SUPPLIED RECORDS:
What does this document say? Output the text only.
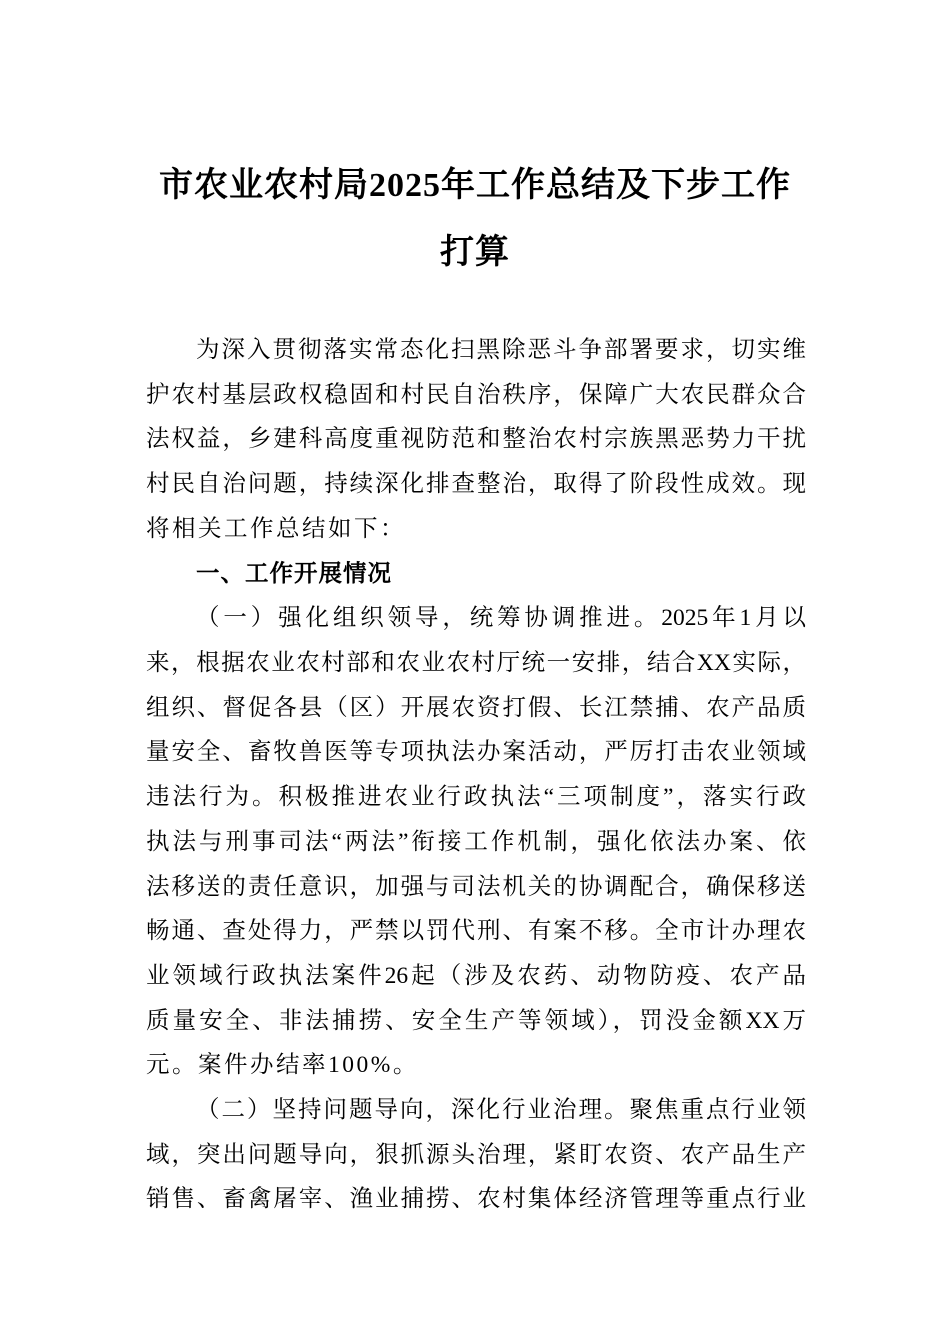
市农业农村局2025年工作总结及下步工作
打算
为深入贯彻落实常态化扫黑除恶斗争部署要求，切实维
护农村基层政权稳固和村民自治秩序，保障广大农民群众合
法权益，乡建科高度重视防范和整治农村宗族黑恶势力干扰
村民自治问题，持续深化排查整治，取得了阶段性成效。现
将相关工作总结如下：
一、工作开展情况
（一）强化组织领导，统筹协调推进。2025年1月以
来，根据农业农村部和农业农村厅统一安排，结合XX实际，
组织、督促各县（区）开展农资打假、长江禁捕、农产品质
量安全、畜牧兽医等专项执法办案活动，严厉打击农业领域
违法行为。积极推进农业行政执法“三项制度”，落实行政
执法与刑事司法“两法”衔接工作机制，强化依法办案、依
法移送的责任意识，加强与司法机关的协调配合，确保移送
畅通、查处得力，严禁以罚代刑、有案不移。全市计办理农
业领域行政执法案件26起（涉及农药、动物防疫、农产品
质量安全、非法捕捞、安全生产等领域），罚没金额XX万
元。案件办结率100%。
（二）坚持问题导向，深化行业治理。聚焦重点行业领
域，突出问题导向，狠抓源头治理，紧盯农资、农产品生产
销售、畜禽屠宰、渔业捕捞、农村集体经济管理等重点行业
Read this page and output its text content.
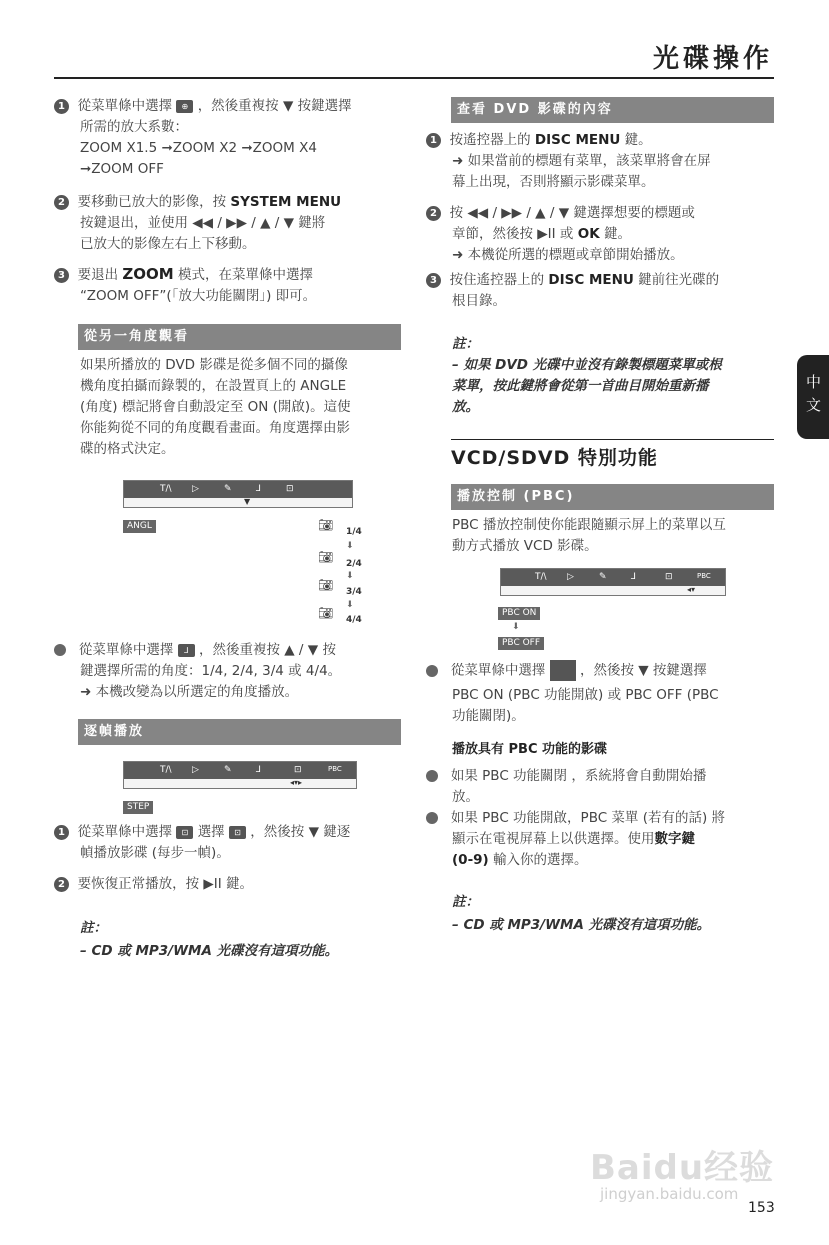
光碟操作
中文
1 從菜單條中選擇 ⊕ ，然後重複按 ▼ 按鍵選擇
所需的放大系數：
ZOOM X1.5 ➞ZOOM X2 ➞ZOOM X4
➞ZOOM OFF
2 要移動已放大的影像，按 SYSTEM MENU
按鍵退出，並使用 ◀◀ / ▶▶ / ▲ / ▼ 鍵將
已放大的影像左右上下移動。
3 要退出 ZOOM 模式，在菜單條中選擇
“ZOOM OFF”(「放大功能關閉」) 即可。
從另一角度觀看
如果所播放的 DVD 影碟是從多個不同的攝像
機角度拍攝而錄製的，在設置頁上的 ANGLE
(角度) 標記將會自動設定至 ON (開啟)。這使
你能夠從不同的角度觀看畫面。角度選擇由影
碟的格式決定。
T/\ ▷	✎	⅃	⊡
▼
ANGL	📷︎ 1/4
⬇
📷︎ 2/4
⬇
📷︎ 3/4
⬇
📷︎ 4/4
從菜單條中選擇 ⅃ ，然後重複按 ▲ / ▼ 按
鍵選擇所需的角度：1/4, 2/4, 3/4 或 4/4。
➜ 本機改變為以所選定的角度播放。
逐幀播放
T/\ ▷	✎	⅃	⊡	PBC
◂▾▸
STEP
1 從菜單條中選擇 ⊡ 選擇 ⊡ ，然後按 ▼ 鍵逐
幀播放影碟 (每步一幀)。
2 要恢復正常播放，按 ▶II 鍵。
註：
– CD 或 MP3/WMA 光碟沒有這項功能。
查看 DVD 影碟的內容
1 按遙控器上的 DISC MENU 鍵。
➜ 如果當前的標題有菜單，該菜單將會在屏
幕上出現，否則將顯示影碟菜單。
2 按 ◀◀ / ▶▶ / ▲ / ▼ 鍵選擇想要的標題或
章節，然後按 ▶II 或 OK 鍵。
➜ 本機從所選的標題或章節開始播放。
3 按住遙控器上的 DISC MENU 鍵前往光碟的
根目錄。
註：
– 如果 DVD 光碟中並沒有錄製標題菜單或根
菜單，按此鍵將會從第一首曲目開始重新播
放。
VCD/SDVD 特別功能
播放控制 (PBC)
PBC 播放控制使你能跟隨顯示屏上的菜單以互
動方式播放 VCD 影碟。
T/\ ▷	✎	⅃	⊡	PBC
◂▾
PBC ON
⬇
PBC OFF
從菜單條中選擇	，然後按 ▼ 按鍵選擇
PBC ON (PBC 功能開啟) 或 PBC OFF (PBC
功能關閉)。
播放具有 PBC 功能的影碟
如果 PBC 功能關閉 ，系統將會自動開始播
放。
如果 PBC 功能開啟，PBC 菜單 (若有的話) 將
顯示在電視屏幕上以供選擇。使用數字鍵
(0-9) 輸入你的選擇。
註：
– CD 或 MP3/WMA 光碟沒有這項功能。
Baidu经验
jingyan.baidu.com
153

WHAT YOU HAVE TO DO: Reproduce the full material exactly, excluding the pictures.

TASK SOLUTION:
What does this document say? Output the text only.
市农业农村局2025年工作总结及下步工作
打算
为深入贯彻落实常态化扫黑除恶斗争部署要求，切实维
护农村基层政权稳固和村民自治秩序，保障广大农民群众合
法权益，乡建科高度重视防范和整治农村宗族黑恶势力干扰
村民自治问题，持续深化排查整治，取得了阶段性成效。现
将相关工作总结如下：
一、工作开展情况
（一）强化组织领导，统筹协调推进。2025年1月以
来，根据农业农村部和农业农村厅统一安排，结合XX实际，
组织、督促各县（区）开展农资打假、长江禁捕、农产品质
量安全、畜牧兽医等专项执法办案活动，严厉打击农业领域
违法行为。积极推进农业行政执法“三项制度”，落实行政
执法与刑事司法“两法”衔接工作机制，强化依法办案、依
法移送的责任意识，加强与司法机关的协调配合，确保移送
畅通、查处得力，严禁以罚代刑、有案不移。全市计办理农
业领域行政执法案件26起（涉及农药、动物防疫、农产品
质量安全、非法捕捞、安全生产等领域），罚没金额XX万
元。案件办结率100%。
（二）坚持问题导向，深化行业治理。聚焦重点行业领
域，突出问题导向，狠抓源头治理，紧盯农资、农产品生产
销售、畜禽屠宰、渔业捕捞、农村集体经济管理等重点行业
Read this page and output its text content.
光碟操作
中文
1 從菜單條中選擇 ⊕ ，然後重複按 ▼ 按鍵選擇
所需的放大系數：
ZOOM X1.5 ➞ZOOM X2 ➞ZOOM X4
➞ZOOM OFF
2 要移動已放大的影像，按 SYSTEM MENU
按鍵退出，並使用 ◀◀ / ▶▶ / ▲ / ▼ 鍵將
已放大的影像左右上下移動。
3 要退出 ZOOM 模式，在菜單條中選擇
“ZOOM OFF”(「放大功能關閉」) 即可。
從另一角度觀看
如果所播放的 DVD 影碟是從多個不同的攝像
機角度拍攝而錄製的，在設置頁上的 ANGLE
(角度) 標記將會自動設定至 ON (開啟)。這使
你能夠從不同的角度觀看畫面。角度選擇由影
碟的格式決定。
T/\ ▷	✎	⅃	⊡
▼
ANGL	📷︎ 1/4
⬇
📷︎ 2/4
⬇
📷︎ 3/4
⬇
📷︎ 4/4
從菜單條中選擇 ⅃ ，然後重複按 ▲ / ▼ 按
鍵選擇所需的角度：1/4, 2/4, 3/4 或 4/4。
➜ 本機改變為以所選定的角度播放。
逐幀播放
T/\ ▷	✎	⅃	⊡	PBC
◂▾▸
STEP
1 從菜單條中選擇 ⊡ 選擇 ⊡ ，然後按 ▼ 鍵逐
幀播放影碟 (每步一幀)。
2 要恢復正常播放，按 ▶II 鍵。
註：
– CD 或 MP3/WMA 光碟沒有這項功能。
查看 DVD 影碟的內容
1 按遙控器上的 DISC MENU 鍵。
➜ 如果當前的標題有菜單，該菜單將會在屏
幕上出現，否則將顯示影碟菜單。
2 按 ◀◀ / ▶▶ / ▲ / ▼ 鍵選擇想要的標題或
章節，然後按 ▶II 或 OK 鍵。
➜ 本機從所選的標題或章節開始播放。
3 按住遙控器上的 DISC MENU 鍵前往光碟的
根目錄。
註：
– 如果 DVD 光碟中並沒有錄製標題菜單或根
菜單，按此鍵將會從第一首曲目開始重新播
放。
VCD/SDVD 特別功能
播放控制 (PBC)
PBC 播放控制使你能跟隨顯示屏上的菜單以互
動方式播放 VCD 影碟。
T/\ ▷	✎	⅃	⊡	PBC
◂▾
PBC ON
⬇
PBC OFF
從菜單條中選擇	，然後按 ▼ 按鍵選擇
PBC ON (PBC 功能開啟) 或 PBC OFF (PBC
功能關閉)。
播放具有 PBC 功能的影碟
如果 PBC 功能關閉 ，系統將會自動開始播
放。
如果 PBC 功能開啟，PBC 菜單 (若有的話) 將
顯示在電視屏幕上以供選擇。使用數字鍵
(0-9) 輸入你的選擇。
註：
– CD 或 MP3/WMA 光碟沒有這項功能。
Baidu经验
jingyan.baidu.com
153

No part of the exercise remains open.